(Items from a figure collection)
>>>>

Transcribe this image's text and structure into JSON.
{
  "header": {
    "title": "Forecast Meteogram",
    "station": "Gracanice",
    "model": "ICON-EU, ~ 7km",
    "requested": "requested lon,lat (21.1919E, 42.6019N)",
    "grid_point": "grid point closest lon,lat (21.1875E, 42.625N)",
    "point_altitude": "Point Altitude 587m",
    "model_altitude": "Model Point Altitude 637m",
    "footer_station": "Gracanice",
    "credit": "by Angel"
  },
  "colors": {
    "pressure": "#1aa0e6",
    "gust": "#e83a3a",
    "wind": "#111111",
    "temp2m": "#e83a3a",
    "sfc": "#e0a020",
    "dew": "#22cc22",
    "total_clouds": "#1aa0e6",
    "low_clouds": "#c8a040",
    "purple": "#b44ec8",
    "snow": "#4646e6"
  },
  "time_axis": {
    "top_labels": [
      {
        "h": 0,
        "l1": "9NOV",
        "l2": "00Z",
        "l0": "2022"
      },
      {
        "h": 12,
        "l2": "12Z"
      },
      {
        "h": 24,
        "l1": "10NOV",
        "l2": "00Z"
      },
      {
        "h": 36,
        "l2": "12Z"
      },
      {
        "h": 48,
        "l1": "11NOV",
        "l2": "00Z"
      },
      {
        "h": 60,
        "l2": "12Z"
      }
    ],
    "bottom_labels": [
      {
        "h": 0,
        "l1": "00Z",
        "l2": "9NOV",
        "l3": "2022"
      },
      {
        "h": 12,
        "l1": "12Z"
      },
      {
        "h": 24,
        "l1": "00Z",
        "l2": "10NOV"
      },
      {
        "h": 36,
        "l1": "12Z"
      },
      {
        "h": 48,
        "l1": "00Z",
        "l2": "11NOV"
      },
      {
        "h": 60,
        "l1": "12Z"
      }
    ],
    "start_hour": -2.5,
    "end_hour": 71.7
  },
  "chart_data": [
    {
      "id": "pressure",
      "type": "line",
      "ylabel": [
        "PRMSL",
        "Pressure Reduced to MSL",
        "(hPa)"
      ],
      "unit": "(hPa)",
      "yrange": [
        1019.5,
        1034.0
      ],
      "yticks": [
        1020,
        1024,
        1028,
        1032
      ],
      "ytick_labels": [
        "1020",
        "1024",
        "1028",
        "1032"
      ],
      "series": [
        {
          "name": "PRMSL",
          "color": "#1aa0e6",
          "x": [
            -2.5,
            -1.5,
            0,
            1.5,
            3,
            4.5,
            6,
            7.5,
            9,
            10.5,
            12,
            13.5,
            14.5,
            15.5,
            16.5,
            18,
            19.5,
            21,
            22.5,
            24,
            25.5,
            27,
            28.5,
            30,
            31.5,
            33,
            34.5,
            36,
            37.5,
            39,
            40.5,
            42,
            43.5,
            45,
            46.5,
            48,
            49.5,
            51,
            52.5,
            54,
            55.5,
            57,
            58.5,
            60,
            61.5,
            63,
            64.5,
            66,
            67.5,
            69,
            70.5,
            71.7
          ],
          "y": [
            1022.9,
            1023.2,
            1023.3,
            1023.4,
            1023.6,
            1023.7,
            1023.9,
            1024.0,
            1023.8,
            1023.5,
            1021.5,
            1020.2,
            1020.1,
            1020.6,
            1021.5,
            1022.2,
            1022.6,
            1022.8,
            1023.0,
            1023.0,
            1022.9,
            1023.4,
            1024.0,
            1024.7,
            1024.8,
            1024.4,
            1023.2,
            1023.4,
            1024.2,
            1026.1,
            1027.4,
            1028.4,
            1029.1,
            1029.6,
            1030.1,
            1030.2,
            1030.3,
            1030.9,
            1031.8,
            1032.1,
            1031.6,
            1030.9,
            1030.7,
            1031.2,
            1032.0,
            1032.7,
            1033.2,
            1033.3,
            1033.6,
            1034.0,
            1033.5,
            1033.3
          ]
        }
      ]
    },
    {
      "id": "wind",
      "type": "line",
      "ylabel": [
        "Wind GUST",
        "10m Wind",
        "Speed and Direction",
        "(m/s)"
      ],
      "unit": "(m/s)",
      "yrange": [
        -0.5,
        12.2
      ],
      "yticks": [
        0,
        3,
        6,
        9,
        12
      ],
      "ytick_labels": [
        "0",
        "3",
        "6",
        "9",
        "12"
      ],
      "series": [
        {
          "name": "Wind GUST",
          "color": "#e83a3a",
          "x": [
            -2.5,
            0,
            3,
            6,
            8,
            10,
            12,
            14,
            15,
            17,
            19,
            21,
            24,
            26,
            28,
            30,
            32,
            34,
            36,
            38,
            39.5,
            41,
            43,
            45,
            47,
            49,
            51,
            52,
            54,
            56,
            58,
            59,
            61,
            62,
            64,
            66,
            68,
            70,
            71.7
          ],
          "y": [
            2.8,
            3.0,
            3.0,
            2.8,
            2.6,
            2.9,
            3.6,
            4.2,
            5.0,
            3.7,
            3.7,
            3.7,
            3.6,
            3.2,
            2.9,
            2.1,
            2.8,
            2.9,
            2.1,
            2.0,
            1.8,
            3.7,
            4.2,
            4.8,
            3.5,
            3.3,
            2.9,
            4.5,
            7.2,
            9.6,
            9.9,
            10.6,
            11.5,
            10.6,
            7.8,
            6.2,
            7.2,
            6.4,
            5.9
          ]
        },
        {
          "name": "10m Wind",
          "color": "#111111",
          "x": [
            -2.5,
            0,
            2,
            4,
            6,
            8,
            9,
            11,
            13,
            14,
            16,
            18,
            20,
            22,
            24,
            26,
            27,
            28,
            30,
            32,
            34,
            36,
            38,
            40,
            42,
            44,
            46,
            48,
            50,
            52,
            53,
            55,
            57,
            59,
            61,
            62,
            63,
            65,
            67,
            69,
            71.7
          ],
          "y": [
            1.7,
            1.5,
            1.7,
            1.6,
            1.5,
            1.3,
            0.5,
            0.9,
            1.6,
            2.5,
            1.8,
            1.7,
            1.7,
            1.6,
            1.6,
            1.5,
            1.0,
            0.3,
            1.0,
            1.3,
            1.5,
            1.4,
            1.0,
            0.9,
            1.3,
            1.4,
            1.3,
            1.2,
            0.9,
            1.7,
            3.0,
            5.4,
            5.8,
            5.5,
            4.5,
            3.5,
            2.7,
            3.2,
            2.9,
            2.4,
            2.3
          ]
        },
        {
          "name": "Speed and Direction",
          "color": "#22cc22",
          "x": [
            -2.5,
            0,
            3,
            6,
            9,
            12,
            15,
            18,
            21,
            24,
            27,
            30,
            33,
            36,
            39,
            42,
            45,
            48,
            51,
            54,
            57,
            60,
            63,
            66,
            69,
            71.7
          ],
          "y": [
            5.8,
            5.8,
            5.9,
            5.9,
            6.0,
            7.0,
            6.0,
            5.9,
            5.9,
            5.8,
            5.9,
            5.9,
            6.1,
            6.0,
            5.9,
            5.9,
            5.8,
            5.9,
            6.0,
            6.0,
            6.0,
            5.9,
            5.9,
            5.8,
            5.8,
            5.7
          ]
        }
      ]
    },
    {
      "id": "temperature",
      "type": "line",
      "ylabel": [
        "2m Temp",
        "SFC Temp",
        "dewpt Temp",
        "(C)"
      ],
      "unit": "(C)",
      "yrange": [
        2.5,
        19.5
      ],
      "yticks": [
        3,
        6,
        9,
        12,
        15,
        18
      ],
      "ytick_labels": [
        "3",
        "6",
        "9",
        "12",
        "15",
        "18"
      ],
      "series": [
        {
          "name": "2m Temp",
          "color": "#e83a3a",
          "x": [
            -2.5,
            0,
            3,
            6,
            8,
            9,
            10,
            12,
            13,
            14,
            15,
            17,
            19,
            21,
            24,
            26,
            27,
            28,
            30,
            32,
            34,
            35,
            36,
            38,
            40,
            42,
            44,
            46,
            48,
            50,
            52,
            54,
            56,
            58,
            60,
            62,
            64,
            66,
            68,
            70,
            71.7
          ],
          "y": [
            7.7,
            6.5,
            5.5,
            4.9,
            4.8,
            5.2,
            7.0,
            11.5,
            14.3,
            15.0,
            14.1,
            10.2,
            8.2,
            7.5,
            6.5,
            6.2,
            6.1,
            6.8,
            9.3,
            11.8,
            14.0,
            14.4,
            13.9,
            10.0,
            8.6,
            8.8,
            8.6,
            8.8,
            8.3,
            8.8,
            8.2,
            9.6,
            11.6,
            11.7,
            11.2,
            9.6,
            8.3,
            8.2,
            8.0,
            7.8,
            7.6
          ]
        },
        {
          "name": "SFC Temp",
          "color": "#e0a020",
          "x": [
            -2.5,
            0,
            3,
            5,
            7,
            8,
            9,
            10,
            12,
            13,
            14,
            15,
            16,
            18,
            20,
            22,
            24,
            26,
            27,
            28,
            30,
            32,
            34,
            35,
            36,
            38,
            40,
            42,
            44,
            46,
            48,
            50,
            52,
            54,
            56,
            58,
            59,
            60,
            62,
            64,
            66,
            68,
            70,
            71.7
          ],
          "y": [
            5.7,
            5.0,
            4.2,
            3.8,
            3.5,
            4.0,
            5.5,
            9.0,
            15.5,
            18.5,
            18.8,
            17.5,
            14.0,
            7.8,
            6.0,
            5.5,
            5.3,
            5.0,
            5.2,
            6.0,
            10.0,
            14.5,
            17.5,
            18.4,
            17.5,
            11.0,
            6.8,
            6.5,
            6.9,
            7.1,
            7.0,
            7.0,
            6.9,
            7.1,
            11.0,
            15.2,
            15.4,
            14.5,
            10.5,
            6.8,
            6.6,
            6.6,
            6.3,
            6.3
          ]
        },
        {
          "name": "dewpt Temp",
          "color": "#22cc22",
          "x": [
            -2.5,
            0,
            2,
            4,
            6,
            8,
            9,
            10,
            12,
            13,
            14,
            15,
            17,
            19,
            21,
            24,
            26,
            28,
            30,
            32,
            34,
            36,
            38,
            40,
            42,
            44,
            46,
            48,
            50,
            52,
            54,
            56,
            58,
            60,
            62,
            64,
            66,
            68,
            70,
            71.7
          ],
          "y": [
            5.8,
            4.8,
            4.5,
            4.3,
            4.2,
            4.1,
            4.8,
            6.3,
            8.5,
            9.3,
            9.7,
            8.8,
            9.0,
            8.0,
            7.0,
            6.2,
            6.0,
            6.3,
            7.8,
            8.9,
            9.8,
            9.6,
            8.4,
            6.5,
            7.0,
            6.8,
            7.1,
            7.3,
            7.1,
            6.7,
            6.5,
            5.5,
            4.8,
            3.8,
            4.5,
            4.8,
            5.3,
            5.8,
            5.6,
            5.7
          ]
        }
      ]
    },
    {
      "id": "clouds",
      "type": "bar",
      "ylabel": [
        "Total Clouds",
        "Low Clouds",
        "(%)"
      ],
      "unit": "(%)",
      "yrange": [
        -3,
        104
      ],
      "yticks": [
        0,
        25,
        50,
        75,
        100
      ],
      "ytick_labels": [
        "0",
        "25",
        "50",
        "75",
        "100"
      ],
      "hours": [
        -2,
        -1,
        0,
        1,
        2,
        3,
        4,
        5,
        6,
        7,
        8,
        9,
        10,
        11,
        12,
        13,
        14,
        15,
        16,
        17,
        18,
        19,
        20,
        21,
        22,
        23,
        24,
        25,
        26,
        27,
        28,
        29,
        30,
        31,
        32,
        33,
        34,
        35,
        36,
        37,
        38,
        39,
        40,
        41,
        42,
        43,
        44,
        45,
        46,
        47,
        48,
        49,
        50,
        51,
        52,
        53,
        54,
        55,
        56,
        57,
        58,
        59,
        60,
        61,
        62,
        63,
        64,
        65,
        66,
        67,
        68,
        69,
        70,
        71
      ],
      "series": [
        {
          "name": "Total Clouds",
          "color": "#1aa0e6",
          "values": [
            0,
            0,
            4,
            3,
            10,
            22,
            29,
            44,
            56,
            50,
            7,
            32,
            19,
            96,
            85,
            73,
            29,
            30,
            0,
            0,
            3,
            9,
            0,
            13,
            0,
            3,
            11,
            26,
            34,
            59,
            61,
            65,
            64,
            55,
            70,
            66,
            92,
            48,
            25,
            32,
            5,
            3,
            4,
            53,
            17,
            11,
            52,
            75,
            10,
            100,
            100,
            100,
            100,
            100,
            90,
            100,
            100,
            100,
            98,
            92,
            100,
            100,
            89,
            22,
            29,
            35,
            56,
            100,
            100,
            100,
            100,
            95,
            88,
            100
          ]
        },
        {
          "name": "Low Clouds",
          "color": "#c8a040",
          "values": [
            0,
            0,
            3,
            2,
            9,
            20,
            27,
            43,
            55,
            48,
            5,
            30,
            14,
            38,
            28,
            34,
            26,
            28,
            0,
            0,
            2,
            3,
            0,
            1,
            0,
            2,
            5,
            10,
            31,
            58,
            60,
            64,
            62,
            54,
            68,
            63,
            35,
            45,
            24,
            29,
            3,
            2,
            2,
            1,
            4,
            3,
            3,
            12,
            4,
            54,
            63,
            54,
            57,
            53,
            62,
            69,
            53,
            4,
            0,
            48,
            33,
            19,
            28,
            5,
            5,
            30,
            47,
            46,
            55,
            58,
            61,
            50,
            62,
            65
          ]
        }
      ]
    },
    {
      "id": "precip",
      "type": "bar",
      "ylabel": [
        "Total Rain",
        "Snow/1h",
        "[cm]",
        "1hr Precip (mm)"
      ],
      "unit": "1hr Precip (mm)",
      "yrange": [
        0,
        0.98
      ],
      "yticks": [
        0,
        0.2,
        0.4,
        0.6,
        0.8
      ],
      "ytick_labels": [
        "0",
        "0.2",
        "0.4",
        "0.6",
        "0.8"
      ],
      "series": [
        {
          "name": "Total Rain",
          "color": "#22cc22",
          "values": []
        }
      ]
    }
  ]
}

<<<<

== The request ==
Check every line of the listing for the string "unit" and report how many lines have it, as a number alone.

== Complete answer ==
5